_Set task_. Which lines below hold the word "euroa"? Copy all of them.

________________________

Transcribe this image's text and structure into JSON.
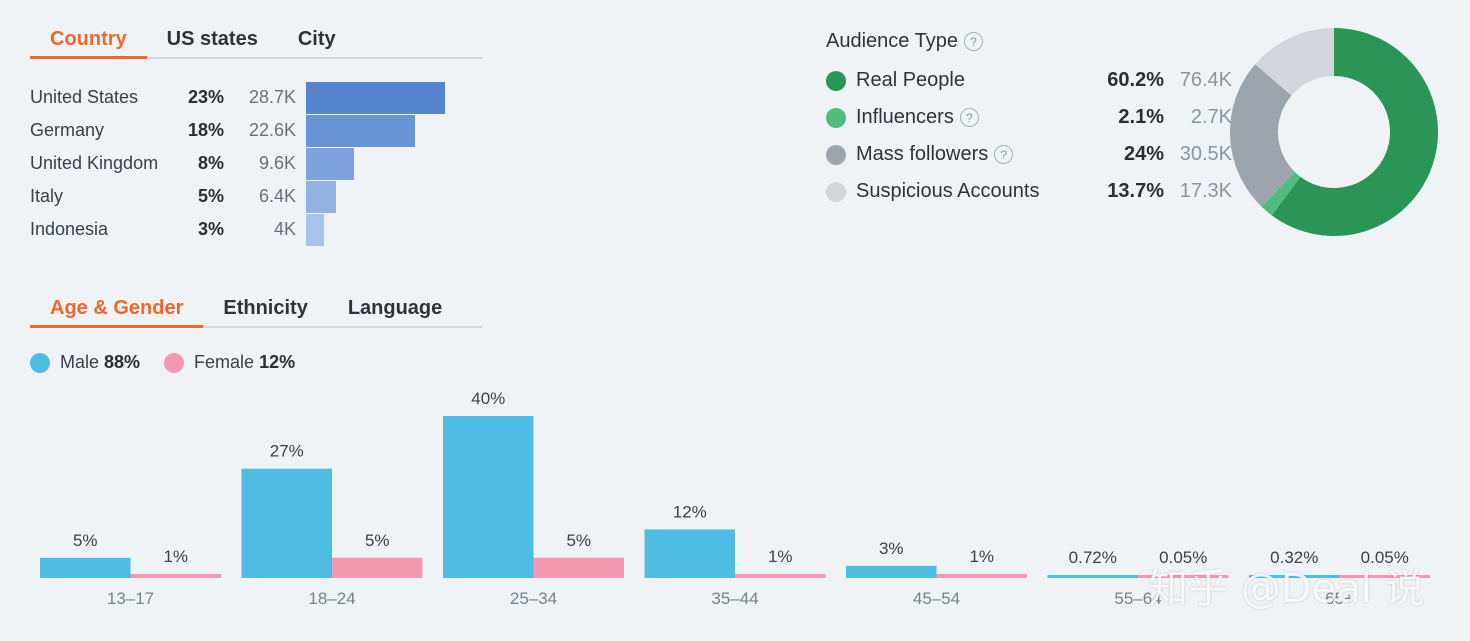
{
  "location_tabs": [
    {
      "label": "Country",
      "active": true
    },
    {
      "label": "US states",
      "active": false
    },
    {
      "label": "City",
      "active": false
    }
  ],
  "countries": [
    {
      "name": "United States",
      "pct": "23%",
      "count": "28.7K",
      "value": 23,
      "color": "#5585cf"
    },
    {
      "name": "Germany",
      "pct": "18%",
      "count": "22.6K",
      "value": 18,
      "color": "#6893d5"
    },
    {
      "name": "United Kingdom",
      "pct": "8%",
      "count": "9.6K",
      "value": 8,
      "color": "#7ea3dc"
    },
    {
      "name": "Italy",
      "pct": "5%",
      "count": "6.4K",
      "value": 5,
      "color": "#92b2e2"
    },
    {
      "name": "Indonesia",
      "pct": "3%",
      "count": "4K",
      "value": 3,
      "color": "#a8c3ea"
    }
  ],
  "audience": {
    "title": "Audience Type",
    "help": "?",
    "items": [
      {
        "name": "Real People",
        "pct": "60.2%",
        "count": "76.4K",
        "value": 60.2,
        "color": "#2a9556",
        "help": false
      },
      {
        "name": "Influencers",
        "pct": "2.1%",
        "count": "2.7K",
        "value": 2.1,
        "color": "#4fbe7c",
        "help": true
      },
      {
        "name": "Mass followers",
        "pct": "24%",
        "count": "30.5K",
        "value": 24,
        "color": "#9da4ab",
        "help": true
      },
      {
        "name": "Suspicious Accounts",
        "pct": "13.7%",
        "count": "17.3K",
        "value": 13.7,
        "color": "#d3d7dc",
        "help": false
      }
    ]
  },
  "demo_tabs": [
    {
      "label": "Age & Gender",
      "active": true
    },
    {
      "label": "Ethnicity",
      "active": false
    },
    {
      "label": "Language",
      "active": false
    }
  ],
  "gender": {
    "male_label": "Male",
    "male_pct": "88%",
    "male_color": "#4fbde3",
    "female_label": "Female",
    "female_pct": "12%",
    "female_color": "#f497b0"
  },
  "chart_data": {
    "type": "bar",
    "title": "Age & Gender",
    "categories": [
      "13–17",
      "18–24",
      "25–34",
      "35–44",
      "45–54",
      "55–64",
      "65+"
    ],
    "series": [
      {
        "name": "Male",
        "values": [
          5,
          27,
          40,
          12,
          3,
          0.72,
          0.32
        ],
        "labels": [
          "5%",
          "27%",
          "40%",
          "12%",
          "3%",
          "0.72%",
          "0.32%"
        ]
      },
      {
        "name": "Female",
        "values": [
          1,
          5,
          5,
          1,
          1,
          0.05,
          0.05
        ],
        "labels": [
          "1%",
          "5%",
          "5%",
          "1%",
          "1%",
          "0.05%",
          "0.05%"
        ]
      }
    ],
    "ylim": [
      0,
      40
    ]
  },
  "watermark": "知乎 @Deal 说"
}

________________________

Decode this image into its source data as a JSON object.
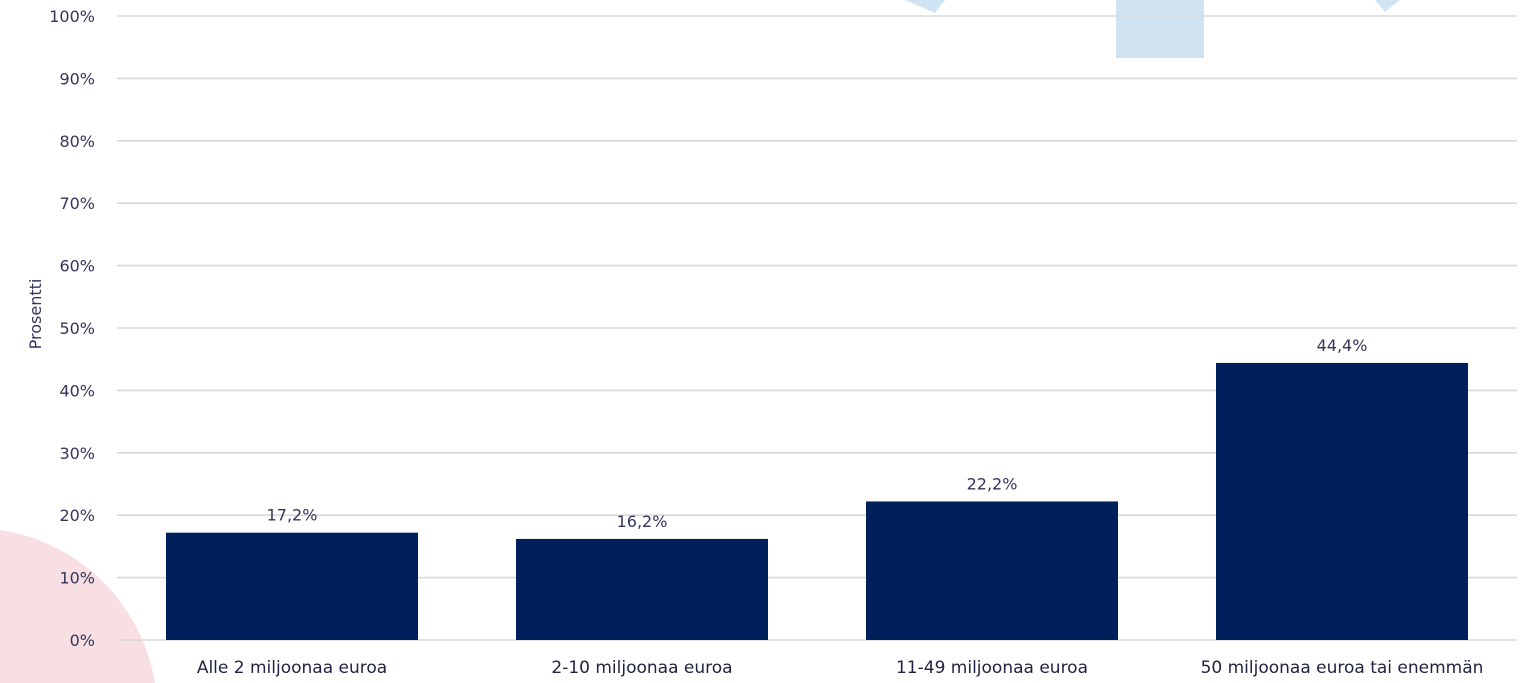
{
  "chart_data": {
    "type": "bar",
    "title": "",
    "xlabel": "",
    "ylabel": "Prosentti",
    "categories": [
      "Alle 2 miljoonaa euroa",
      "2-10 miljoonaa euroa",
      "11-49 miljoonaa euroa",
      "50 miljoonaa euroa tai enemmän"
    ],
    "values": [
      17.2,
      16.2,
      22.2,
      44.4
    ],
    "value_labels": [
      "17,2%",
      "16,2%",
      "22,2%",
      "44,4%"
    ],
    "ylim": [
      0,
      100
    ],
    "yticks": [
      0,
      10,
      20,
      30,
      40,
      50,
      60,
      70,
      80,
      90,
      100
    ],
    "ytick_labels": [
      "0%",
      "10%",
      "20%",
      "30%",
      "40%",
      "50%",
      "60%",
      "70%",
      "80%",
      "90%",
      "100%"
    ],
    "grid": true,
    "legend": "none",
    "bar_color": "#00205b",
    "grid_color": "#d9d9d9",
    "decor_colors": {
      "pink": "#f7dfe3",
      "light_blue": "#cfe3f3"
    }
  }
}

________________________

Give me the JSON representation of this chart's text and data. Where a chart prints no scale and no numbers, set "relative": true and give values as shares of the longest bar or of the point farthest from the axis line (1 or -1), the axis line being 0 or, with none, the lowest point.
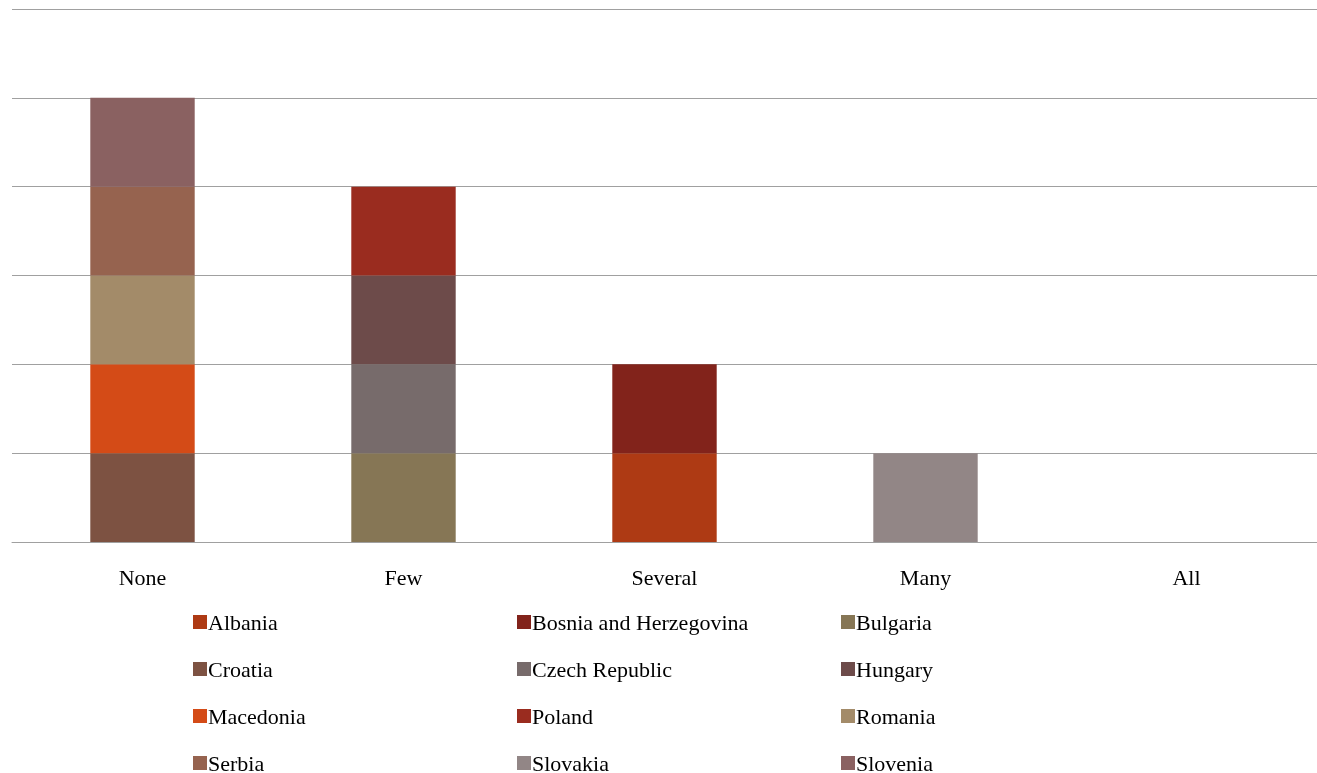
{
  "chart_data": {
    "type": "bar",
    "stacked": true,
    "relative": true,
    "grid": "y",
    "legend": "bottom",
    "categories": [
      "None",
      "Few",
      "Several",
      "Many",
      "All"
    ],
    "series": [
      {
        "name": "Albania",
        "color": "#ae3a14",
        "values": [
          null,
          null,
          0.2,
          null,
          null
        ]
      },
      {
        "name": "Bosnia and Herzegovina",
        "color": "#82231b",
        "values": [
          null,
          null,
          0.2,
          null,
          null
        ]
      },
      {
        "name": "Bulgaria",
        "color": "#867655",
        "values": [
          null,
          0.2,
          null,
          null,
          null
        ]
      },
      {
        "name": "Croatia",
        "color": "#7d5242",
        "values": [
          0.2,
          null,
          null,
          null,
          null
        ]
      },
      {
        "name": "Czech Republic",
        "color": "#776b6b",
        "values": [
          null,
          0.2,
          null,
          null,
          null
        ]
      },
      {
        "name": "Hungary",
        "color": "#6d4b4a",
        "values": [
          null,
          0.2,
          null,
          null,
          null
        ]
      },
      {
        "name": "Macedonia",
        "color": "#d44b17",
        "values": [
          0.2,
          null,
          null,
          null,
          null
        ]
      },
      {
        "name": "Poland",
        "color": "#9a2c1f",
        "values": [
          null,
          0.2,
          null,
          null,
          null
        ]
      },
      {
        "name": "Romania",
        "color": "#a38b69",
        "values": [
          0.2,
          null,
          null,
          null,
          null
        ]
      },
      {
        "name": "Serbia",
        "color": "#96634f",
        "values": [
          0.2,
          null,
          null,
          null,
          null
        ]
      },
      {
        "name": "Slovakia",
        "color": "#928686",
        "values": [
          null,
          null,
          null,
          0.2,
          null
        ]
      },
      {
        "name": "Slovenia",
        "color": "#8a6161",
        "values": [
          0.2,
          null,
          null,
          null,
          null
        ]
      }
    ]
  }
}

________________________

_Solution for this exercise_.
      "Alle 2 miljoonaa euroa",
      "2-10 miljoonaa euroa",
      "11-49 miljoonaa euroa",
      "50 miljoonaa euroa tai enemmän"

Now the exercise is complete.